PROVIDED INFORMATION –
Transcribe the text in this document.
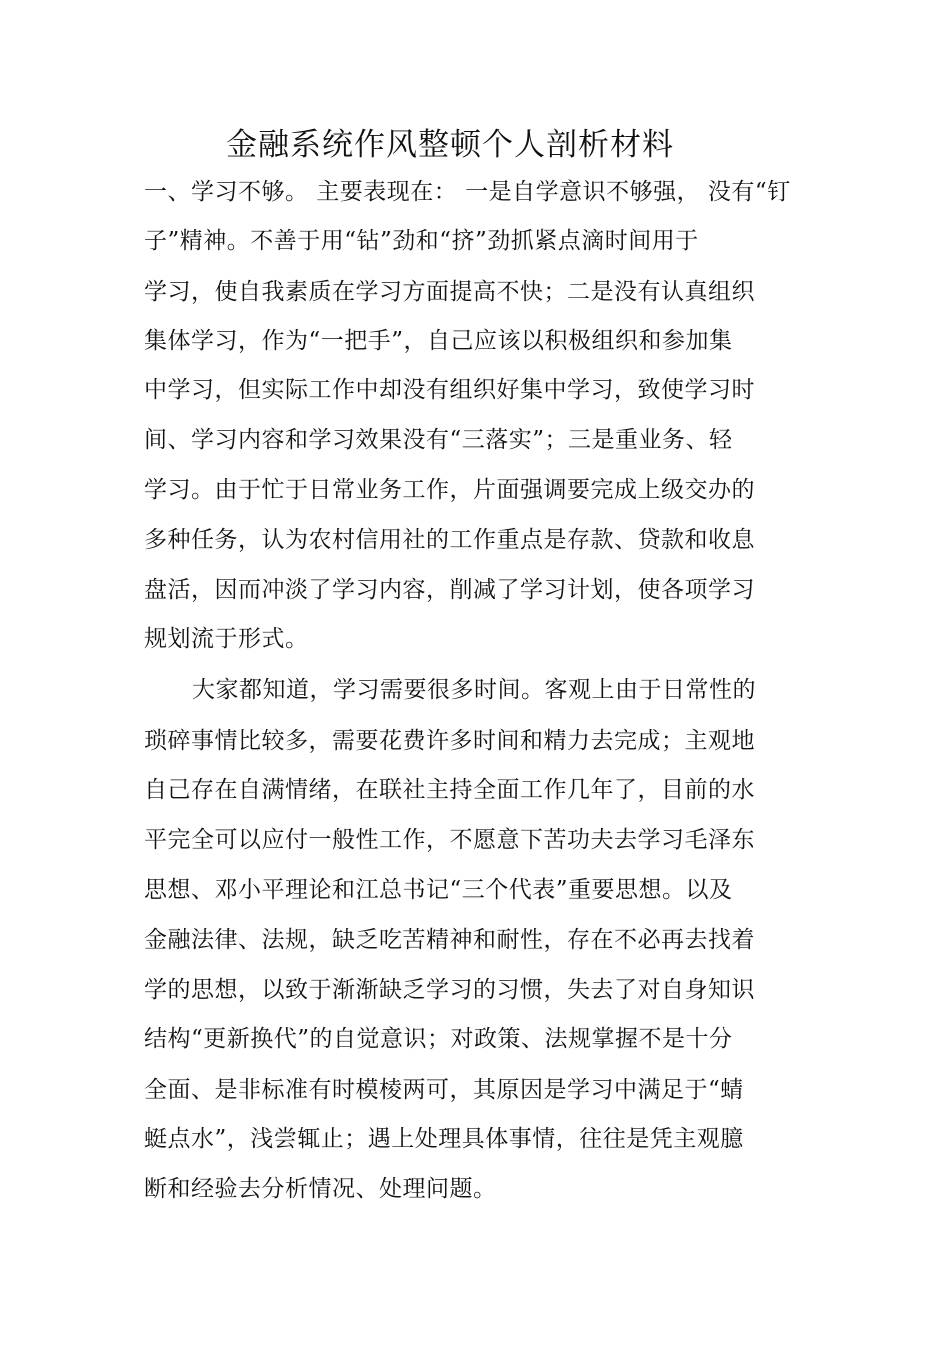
金融系统作风整顿个人剖析材料
一、学习不够。 主要表现在： 一是自学意识不够强， 没有“钉
子”精神。不善于用“钻”劲和“挤”劲抓紧点滴时间用于
学习，使自我素质在学习方面提高不快；二是没有认真组织
集体学习，作为“一把手”，自己应该以积极组织和参加集
中学习，但实际工作中却没有组织好集中学习，致使学习时
间、学习内容和学习效果没有“三落实”；三是重业务、轻
学习。由于忙于日常业务工作，片面强调要完成上级交办的
多种任务，认为农村信用社的工作重点是存款、贷款和收息
盘活，因而冲淡了学习内容，削减了学习计划，使各项学习
规划流于形式。
大家都知道，学习需要很多时间。客观上由于日常性的
琐碎事情比较多，需要花费许多时间和精力去完成；主观地
自己存在自满情绪，在联社主持全面工作几年了，目前的水
平完全可以应付一般性工作，不愿意下苦功夫去学习毛泽东
思想、邓小平理论和江总书记“三个代表”重要思想。以及
金融法律、法规，缺乏吃苦精神和耐性，存在不必再去找着
学的思想，以致于渐渐缺乏学习的习惯，失去了对自身知识
结构“更新换代”的自觉意识；对政策、法规掌握不是十分
全面、是非标准有时模棱两可，其原因是学习中满足于“蜻
蜓点水”，浅尝辄止；遇上处理具体事情，往往是凭主观臆
断和经验去分析情况、处理问题。
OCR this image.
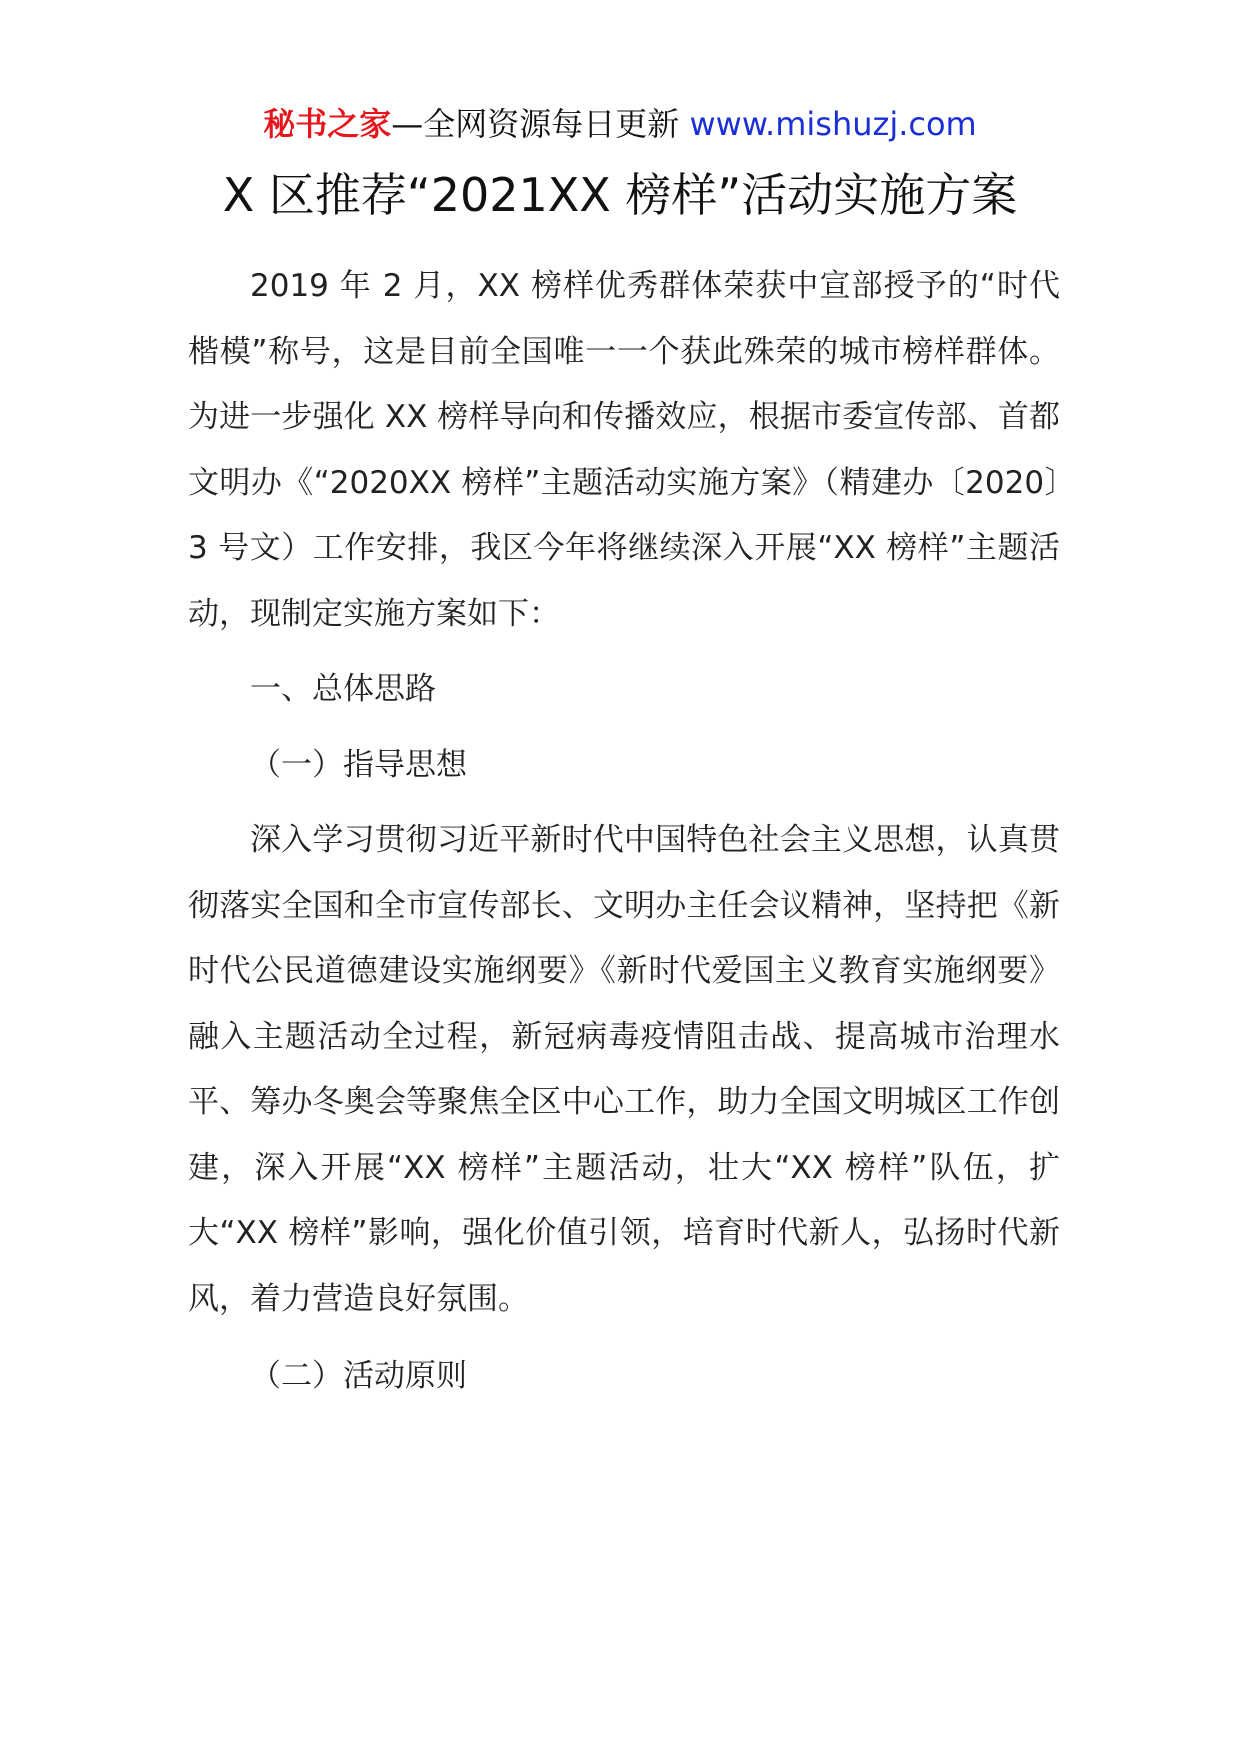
秘书之家—全网资源每日更新 www.mishuzj.com
X 区推荐“2021XX 榜样”活动实施方案

2019 年 2 月，XX 榜样优秀群体荣获中宣部授予的“时代楷模”称号，这是目前全国唯一一个获此殊荣的城市榜样群体。为进一步强化 XX 榜样导向和传播效应，根据市委宣传部、首都文明办《“2020XX 榜样”主题活动实施方案》（精建办〔2020〕3 号文）工作安排，我区今年将继续深入开展“XX 榜样”主题活动，现制定实施方案如下：

一、总体思路

（一）指导思想

深入学习贯彻习近平新时代中国特色社会主义思想，认真贯彻落实全国和全市宣传部长、文明办主任会议精神，坚持把《新时代公民道德建设实施纲要》《新时代爱国主义教育实施纲要》融入主题活动全过程，新冠病毒疫情阻击战、提高城市治理水平、筹办冬奥会等聚焦全区中心工作，助力全国文明城区工作创建，深入开展“XX 榜样”主题活动，壮大“XX 榜样”队伍，扩大“XX 榜样”影响，强化价值引领，培育时代新人，弘扬时代新风，着力营造良好氛围。

（二）活动原则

STATED GOAL – Exclude the pictures and repeat every other part of the records word for word.

TASK ANSWER –
Transcribe the text in this document.
金融系统作风整顿个人剖析材料
一、学习不够。 主要表现在： 一是自学意识不够强， 没有“钉
子”精神。不善于用“钻”劲和“挤”劲抓紧点滴时间用于
学习，使自我素质在学习方面提高不快；二是没有认真组织
集体学习，作为“一把手”，自己应该以积极组织和参加集
中学习，但实际工作中却没有组织好集中学习，致使学习时
间、学习内容和学习效果没有“三落实”；三是重业务、轻
学习。由于忙于日常业务工作，片面强调要完成上级交办的
多种任务，认为农村信用社的工作重点是存款、贷款和收息
盘活，因而冲淡了学习内容，削减了学习计划，使各项学习
规划流于形式。
大家都知道，学习需要很多时间。客观上由于日常性的
琐碎事情比较多，需要花费许多时间和精力去完成；主观地
自己存在自满情绪，在联社主持全面工作几年了，目前的水
平完全可以应付一般性工作，不愿意下苦功夫去学习毛泽东
思想、邓小平理论和江总书记“三个代表”重要思想。以及
金融法律、法规，缺乏吃苦精神和耐性，存在不必再去找着
学的思想，以致于渐渐缺乏学习的习惯，失去了对自身知识
结构“更新换代”的自觉意识；对政策、法规掌握不是十分
全面、是非标准有时模棱两可，其原因是学习中满足于“蜻
蜓点水”，浅尝辄止；遇上处理具体事情，往往是凭主观臆
断和经验去分析情况、处理问题。
OCR this image.
秘书之家—全网资源每日更新 www.mishuzj.com
X 区推荐“2021XX 榜样”活动实施方案

2019 年 2 月，XX 榜样优秀群体荣获中宣部授予的“时代楷模”称号，这是目前全国唯一一个获此殊荣的城市榜样群体。为进一步强化 XX 榜样导向和传播效应，根据市委宣传部、首都文明办《“2020XX 榜样”主题活动实施方案》（精建办〔2020〕3 号文）工作安排，我区今年将继续深入开展“XX 榜样”主题活动，现制定实施方案如下：

一、总体思路

（一）指导思想

深入学习贯彻习近平新时代中国特色社会主义思想，认真贯彻落实全国和全市宣传部长、文明办主任会议精神，坚持把《新时代公民道德建设实施纲要》《新时代爱国主义教育实施纲要》融入主题活动全过程，新冠病毒疫情阻击战、提高城市治理水平、筹办冬奥会等聚焦全区中心工作，助力全国文明城区工作创建，深入开展“XX 榜样”主题活动，壮大“XX 榜样”队伍，扩大“XX 榜样”影响，强化价值引领，培育时代新人，弘扬时代新风，着力营造良好氛围。

（二）活动原则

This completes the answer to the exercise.